**PROBLEM:** Copy out the listing that follows, exactly, without its pictures.
[Start RAW RECORDS]
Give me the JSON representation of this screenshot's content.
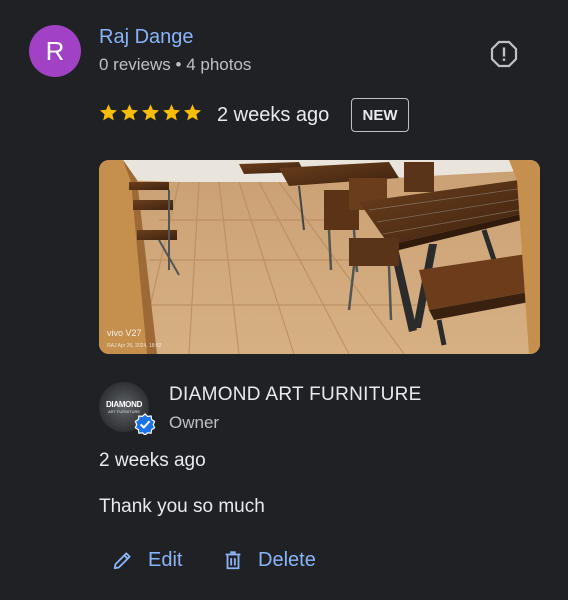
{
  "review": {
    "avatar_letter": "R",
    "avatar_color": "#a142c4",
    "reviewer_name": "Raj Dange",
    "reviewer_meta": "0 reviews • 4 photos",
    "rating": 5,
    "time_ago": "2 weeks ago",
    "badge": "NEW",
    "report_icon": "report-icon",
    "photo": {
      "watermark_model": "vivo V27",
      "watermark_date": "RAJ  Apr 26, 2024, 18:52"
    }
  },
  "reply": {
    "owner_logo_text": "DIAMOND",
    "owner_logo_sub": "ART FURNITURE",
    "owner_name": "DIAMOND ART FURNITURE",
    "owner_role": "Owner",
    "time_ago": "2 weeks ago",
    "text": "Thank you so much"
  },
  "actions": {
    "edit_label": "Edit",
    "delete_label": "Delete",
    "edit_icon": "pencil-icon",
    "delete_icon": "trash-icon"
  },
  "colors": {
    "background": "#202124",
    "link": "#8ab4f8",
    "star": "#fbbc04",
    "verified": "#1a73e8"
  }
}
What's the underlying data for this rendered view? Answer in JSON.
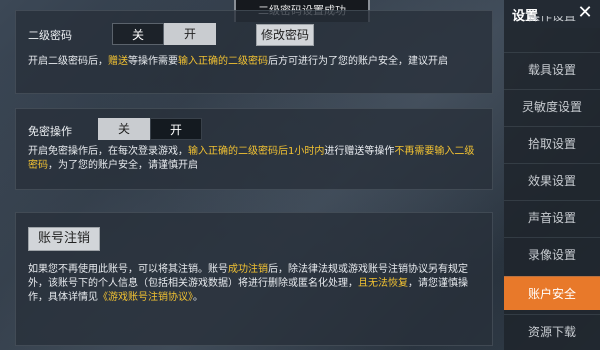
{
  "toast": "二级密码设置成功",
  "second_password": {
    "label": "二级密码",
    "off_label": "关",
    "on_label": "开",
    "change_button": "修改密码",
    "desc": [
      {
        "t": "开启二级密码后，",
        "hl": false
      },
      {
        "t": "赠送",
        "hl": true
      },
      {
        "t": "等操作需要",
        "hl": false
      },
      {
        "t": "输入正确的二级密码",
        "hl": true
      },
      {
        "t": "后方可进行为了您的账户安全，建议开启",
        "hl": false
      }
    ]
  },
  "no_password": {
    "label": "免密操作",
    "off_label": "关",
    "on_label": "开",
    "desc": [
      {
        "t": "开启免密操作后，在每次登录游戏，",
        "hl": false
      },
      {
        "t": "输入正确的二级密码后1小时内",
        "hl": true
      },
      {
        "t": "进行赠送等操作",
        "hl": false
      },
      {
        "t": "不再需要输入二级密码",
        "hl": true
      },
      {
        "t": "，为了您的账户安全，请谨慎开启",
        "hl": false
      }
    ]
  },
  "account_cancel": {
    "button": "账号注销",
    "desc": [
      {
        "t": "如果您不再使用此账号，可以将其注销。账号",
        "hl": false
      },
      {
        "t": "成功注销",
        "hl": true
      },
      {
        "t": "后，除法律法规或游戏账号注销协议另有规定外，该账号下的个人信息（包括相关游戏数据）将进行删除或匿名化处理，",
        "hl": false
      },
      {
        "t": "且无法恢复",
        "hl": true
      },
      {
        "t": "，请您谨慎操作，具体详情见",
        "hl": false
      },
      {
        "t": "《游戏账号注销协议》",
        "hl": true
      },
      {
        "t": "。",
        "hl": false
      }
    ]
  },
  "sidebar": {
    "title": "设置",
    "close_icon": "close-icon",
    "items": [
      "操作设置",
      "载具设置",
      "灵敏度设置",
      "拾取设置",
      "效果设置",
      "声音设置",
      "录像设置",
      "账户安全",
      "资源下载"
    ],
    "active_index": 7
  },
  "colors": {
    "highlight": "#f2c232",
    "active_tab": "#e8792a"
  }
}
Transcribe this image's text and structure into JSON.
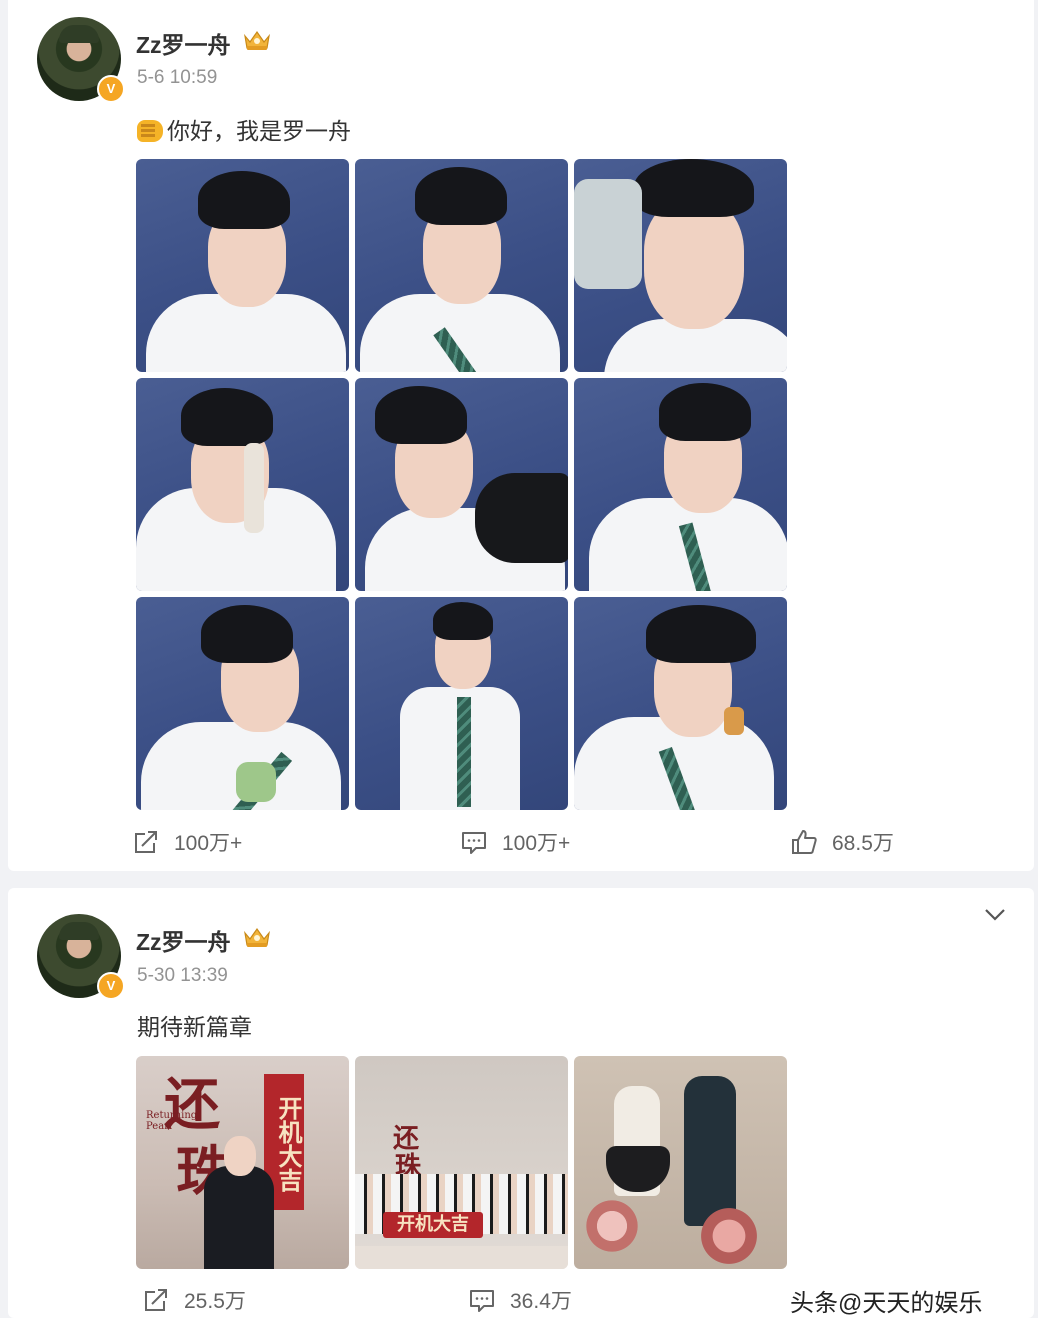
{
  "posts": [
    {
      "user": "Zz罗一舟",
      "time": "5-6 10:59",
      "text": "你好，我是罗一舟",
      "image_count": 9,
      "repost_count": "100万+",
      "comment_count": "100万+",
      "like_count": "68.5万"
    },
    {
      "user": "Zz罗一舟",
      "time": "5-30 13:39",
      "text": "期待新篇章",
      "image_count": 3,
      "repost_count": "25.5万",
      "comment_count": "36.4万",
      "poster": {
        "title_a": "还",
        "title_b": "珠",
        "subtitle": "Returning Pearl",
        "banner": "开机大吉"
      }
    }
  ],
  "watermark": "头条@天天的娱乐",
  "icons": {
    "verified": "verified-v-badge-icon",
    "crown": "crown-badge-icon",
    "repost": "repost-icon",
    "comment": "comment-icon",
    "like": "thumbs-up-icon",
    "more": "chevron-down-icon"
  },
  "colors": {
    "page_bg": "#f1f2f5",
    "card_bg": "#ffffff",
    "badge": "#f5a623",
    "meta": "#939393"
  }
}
[End RAW RECORDS]
**SOLUTION TO THE EXERCISE:**
Give me the JSON representation of this screenshot's content.
{
  "review": {
    "avatar_letter": "R",
    "avatar_color": "#a142c4",
    "reviewer_name": "Raj Dange",
    "reviewer_meta": "0 reviews • 4 photos",
    "rating": 5,
    "time_ago": "2 weeks ago",
    "badge": "NEW",
    "report_icon": "report-icon",
    "photo": {
      "watermark_model": "vivo V27",
      "watermark_date": "RAJ  Apr 26, 2024, 18:52"
    }
  },
  "reply": {
    "owner_logo_text": "DIAMOND",
    "owner_logo_sub": "ART FURNITURE",
    "owner_name": "DIAMOND ART FURNITURE",
    "owner_role": "Owner",
    "time_ago": "2 weeks ago",
    "text": "Thank you so much"
  },
  "actions": {
    "edit_label": "Edit",
    "delete_label": "Delete",
    "edit_icon": "pencil-icon",
    "delete_icon": "trash-icon"
  },
  "colors": {
    "background": "#202124",
    "link": "#8ab4f8",
    "star": "#fbbc04",
    "verified": "#1a73e8"
  }
}
What's the underlying data for this rendered view? Answer in JSON.
{
  "toast": "二级密码设置成功",
  "second_password": {
    "label": "二级密码",
    "off_label": "关",
    "on_label": "开",
    "change_button": "修改密码",
    "desc": [
      {
        "t": "开启二级密码后，",
        "hl": false
      },
      {
        "t": "赠送",
        "hl": true
      },
      {
        "t": "等操作需要",
        "hl": false
      },
      {
        "t": "输入正确的二级密码",
        "hl": true
      },
      {
        "t": "后方可进行为了您的账户安全，建议开启",
        "hl": false
      }
    ]
  },
  "no_password": {
    "label": "免密操作",
    "off_label": "关",
    "on_label": "开",
    "desc": [
      {
        "t": "开启免密操作后，在每次登录游戏，",
        "hl": false
      },
      {
        "t": "输入正确的二级密码后1小时内",
        "hl": true
      },
      {
        "t": "进行赠送等操作",
        "hl": false
      },
      {
        "t": "不再需要输入二级密码",
        "hl": true
      },
      {
        "t": "，为了您的账户安全，请谨慎开启",
        "hl": false
      }
    ]
  },
  "account_cancel": {
    "button": "账号注销",
    "desc": [
      {
        "t": "如果您不再使用此账号，可以将其注销。账号",
        "hl": false
      },
      {
        "t": "成功注销",
        "hl": true
      },
      {
        "t": "后，除法律法规或游戏账号注销协议另有规定外，该账号下的个人信息（包括相关游戏数据）将进行删除或匿名化处理，",
        "hl": false
      },
      {
        "t": "且无法恢复",
        "hl": true
      },
      {
        "t": "，请您谨慎操作，具体详情见",
        "hl": false
      },
      {
        "t": "《游戏账号注销协议》",
        "hl": true
      },
      {
        "t": "。",
        "hl": false
      }
    ]
  },
  "sidebar": {
    "title": "设置",
    "close_icon": "close-icon",
    "items": [
      "操作设置",
      "载具设置",
      "灵敏度设置",
      "拾取设置",
      "效果设置",
      "声音设置",
      "录像设置",
      "账户安全",
      "资源下载"
    ],
    "active_index": 7
  },
  "colors": {
    "highlight": "#f2c232",
    "active_tab": "#e8792a"
  }
}
Transcribe this image's text and structure into JSON.
{
  "posts": [
    {
      "user": "Zz罗一舟",
      "time": "5-6 10:59",
      "text": "你好，我是罗一舟",
      "image_count": 9,
      "repost_count": "100万+",
      "comment_count": "100万+",
      "like_count": "68.5万"
    },
    {
      "user": "Zz罗一舟",
      "time": "5-30 13:39",
      "text": "期待新篇章",
      "image_count": 3,
      "repost_count": "25.5万",
      "comment_count": "36.4万",
      "poster": {
        "title_a": "还",
        "title_b": "珠",
        "subtitle": "Returning Pearl",
        "banner": "开机大吉"
      }
    }
  ],
  "watermark": "头条@天天的娱乐",
  "icons": {
    "verified": "verified-v-badge-icon",
    "crown": "crown-badge-icon",
    "repost": "repost-icon",
    "comment": "comment-icon",
    "like": "thumbs-up-icon",
    "more": "chevron-down-icon"
  },
  "colors": {
    "page_bg": "#f1f2f5",
    "card_bg": "#ffffff",
    "badge": "#f5a623",
    "meta": "#939393"
  }
}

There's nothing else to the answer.